[Stored entries]
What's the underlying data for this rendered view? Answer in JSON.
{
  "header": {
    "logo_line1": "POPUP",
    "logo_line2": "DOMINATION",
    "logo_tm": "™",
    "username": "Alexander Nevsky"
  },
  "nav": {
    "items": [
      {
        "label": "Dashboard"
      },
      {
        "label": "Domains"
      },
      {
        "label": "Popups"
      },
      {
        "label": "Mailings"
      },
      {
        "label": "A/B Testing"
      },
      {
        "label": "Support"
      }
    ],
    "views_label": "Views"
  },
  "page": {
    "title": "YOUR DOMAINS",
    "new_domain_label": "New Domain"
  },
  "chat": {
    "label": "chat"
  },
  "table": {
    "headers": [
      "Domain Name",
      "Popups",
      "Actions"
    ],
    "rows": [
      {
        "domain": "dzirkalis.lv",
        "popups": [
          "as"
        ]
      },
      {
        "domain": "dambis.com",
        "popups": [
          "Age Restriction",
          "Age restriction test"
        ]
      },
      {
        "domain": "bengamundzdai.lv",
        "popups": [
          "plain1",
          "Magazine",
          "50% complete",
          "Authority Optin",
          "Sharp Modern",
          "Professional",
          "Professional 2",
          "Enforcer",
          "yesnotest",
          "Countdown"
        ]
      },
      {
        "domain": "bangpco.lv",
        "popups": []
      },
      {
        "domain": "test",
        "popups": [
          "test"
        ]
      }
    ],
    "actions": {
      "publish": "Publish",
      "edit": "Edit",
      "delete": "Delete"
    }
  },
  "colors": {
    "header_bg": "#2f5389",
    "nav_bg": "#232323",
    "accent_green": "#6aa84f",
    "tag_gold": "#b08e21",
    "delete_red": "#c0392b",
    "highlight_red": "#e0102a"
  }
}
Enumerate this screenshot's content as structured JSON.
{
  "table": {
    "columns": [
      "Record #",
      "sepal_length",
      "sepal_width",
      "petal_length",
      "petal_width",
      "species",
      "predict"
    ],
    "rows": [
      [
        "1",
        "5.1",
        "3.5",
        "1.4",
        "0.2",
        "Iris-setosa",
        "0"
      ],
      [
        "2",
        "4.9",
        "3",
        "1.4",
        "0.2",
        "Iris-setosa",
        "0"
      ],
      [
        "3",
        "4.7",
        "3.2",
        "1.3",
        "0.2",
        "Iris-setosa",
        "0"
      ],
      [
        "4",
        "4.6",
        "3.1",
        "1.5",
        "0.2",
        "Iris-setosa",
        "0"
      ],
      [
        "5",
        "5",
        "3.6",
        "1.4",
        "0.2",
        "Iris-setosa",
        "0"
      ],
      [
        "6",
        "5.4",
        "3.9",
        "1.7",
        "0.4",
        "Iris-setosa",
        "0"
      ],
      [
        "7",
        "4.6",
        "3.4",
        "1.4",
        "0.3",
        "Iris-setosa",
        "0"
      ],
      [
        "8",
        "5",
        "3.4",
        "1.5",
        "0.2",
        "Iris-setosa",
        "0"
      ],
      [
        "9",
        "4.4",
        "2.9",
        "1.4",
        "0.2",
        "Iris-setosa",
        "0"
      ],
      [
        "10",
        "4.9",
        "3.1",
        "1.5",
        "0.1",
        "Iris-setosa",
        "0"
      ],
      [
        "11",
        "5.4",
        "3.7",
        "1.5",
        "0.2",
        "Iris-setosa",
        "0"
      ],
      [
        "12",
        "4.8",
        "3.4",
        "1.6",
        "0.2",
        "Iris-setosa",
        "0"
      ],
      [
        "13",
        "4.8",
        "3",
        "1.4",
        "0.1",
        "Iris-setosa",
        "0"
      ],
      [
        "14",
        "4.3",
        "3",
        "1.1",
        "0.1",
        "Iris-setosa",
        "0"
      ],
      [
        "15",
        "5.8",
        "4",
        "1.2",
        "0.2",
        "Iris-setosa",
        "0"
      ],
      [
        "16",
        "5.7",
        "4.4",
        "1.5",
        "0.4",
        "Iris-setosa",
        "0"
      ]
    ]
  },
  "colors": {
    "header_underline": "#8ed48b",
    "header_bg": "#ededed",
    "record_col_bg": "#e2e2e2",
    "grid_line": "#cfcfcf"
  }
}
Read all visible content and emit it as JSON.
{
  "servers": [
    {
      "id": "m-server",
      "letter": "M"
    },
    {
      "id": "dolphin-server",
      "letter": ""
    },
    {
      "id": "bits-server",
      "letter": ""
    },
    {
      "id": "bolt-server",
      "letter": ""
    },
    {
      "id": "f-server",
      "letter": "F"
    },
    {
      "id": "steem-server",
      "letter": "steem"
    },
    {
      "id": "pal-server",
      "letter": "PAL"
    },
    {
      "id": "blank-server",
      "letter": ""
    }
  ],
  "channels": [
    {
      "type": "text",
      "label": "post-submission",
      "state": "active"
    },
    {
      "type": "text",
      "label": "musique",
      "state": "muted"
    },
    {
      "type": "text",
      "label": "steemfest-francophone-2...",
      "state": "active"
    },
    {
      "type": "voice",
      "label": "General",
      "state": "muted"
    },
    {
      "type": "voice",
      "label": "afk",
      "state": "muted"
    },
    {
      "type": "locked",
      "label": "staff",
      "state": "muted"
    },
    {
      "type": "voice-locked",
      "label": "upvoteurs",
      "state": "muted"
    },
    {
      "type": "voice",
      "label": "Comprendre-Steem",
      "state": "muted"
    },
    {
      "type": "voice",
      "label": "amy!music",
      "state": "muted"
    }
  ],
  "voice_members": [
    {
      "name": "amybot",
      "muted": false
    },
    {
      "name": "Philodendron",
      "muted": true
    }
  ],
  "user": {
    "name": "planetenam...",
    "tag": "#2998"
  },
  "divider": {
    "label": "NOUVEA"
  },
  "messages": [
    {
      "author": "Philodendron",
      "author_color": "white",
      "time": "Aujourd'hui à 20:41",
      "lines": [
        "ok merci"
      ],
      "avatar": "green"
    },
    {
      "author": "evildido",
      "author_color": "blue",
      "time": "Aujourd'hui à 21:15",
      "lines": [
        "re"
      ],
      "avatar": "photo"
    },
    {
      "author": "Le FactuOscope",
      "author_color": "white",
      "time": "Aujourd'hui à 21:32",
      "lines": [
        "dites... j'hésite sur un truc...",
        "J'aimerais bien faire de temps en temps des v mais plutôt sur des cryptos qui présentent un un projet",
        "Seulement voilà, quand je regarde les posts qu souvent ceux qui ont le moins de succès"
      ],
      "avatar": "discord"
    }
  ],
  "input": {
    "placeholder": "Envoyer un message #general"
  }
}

● Given task:
Retype every entry above, word for word.

● Output:
What's the underlying data for this rendered view? Answer in JSON.
{
  "header": {
    "logo_line1": "POPUP",
    "logo_line2": "DOMINATION",
    "logo_tm": "™",
    "username": "Alexander Nevsky"
  },
  "nav": {
    "items": [
      {
        "label": "Dashboard"
      },
      {
        "label": "Domains"
      },
      {
        "label": "Popups"
      },
      {
        "label": "Mailings"
      },
      {
        "label": "A/B Testing"
      },
      {
        "label": "Support"
      }
    ],
    "views_label": "Views"
  },
  "page": {
    "title": "YOUR DOMAINS",
    "new_domain_label": "New Domain"
  },
  "chat": {
    "label": "chat"
  },
  "table": {
    "headers": [
      "Domain Name",
      "Popups",
      "Actions"
    ],
    "rows": [
      {
        "domain": "dzirkalis.lv",
        "popups": [
          "as"
        ]
      },
      {
        "domain": "dambis.com",
        "popups": [
          "Age Restriction",
          "Age restriction test"
        ]
      },
      {
        "domain": "bengamundzdai.lv",
        "popups": [
          "plain1",
          "Magazine",
          "50% complete",
          "Authority Optin",
          "Sharp Modern",
          "Professional",
          "Professional 2",
          "Enforcer",
          "yesnotest",
          "Countdown"
        ]
      },
      {
        "domain": "bangpco.lv",
        "popups": []
      },
      {
        "domain": "test",
        "popups": [
          "test"
        ]
      }
    ],
    "actions": {
      "publish": "Publish",
      "edit": "Edit",
      "delete": "Delete"
    }
  },
  "colors": {
    "header_bg": "#2f5389",
    "nav_bg": "#232323",
    "accent_green": "#6aa84f",
    "tag_gold": "#b08e21",
    "delete_red": "#c0392b",
    "highlight_red": "#e0102a"
  }
}
Enumerate this screenshot's content as structured JSON.
{
  "table": {
    "columns": [
      "Record #",
      "sepal_length",
      "sepal_width",
      "petal_length",
      "petal_width",
      "species",
      "predict"
    ],
    "rows": [
      [
        "1",
        "5.1",
        "3.5",
        "1.4",
        "0.2",
        "Iris-setosa",
        "0"
      ],
      [
        "2",
        "4.9",
        "3",
        "1.4",
        "0.2",
        "Iris-setosa",
        "0"
      ],
      [
        "3",
        "4.7",
        "3.2",
        "1.3",
        "0.2",
        "Iris-setosa",
        "0"
      ],
      [
        "4",
        "4.6",
        "3.1",
        "1.5",
        "0.2",
        "Iris-setosa",
        "0"
      ],
      [
        "5",
        "5",
        "3.6",
        "1.4",
        "0.2",
        "Iris-setosa",
        "0"
      ],
      [
        "6",
        "5.4",
        "3.9",
        "1.7",
        "0.4",
        "Iris-setosa",
        "0"
      ],
      [
        "7",
        "4.6",
        "3.4",
        "1.4",
        "0.3",
        "Iris-setosa",
        "0"
      ],
      [
        "8",
        "5",
        "3.4",
        "1.5",
        "0.2",
        "Iris-setosa",
        "0"
      ],
      [
        "9",
        "4.4",
        "2.9",
        "1.4",
        "0.2",
        "Iris-setosa",
        "0"
      ],
      [
        "10",
        "4.9",
        "3.1",
        "1.5",
        "0.1",
        "Iris-setosa",
        "0"
      ],
      [
        "11",
        "5.4",
        "3.7",
        "1.5",
        "0.2",
        "Iris-setosa",
        "0"
      ],
      [
        "12",
        "4.8",
        "3.4",
        "1.6",
        "0.2",
        "Iris-setosa",
        "0"
      ],
      [
        "13",
        "4.8",
        "3",
        "1.4",
        "0.1",
        "Iris-setosa",
        "0"
      ],
      [
        "14",
        "4.3",
        "3",
        "1.1",
        "0.1",
        "Iris-setosa",
        "0"
      ],
      [
        "15",
        "5.8",
        "4",
        "1.2",
        "0.2",
        "Iris-setosa",
        "0"
      ],
      [
        "16",
        "5.7",
        "4.4",
        "1.5",
        "0.4",
        "Iris-setosa",
        "0"
      ]
    ]
  },
  "colors": {
    "header_underline": "#8ed48b",
    "header_bg": "#ededed",
    "record_col_bg": "#e2e2e2",
    "grid_line": "#cfcfcf"
  }
}
Read all visible content and emit it as JSON.
{
  "servers": [
    {
      "id": "m-server",
      "letter": "M"
    },
    {
      "id": "dolphin-server",
      "letter": ""
    },
    {
      "id": "bits-server",
      "letter": ""
    },
    {
      "id": "bolt-server",
      "letter": ""
    },
    {
      "id": "f-server",
      "letter": "F"
    },
    {
      "id": "steem-server",
      "letter": "steem"
    },
    {
      "id": "pal-server",
      "letter": "PAL"
    },
    {
      "id": "blank-server",
      "letter": ""
    }
  ],
  "channels": [
    {
      "type": "text",
      "label": "post-submission",
      "state": "active"
    },
    {
      "type": "text",
      "label": "musique",
      "state": "muted"
    },
    {
      "type": "text",
      "label": "steemfest-francophone-2...",
      "state": "active"
    },
    {
      "type": "voice",
      "label": "General",
      "state": "muted"
    },
    {
      "type": "voice",
      "label": "afk",
      "state": "muted"
    },
    {
      "type": "locked",
      "label": "staff",
      "state": "muted"
    },
    {
      "type": "voice-locked",
      "label": "upvoteurs",
      "state": "muted"
    },
    {
      "type": "voice",
      "label": "Comprendre-Steem",
      "state": "muted"
    },
    {
      "type": "voice",
      "label": "amy!music",
      "state": "muted"
    }
  ],
  "voice_members": [
    {
      "name": "amybot",
      "muted": false
    },
    {
      "name": "Philodendron",
      "muted": true
    }
  ],
  "user": {
    "name": "planetenam...",
    "tag": "#2998"
  },
  "divider": {
    "label": "NOUVEA"
  },
  "messages": [
    {
      "author": "Philodendron",
      "author_color": "white",
      "time": "Aujourd'hui à 20:41",
      "lines": [
        "ok merci"
      ],
      "avatar": "green"
    },
    {
      "author": "evildido",
      "author_color": "blue",
      "time": "Aujourd'hui à 21:15",
      "lines": [
        "re"
      ],
      "avatar": "photo"
    },
    {
      "author": "Le FactuOscope",
      "author_color": "white",
      "time": "Aujourd'hui à 21:32",
      "lines": [
        "dites... j'hésite sur un truc...",
        "J'aimerais bien faire de temps en temps des v mais plutôt sur des cryptos qui présentent un un projet",
        "Seulement voilà, quand je regarde les posts qu souvent ceux qui ont le moins de succès"
      ],
      "avatar": "discord"
    }
  ],
  "input": {
    "placeholder": "Envoyer un message #general"
  }
}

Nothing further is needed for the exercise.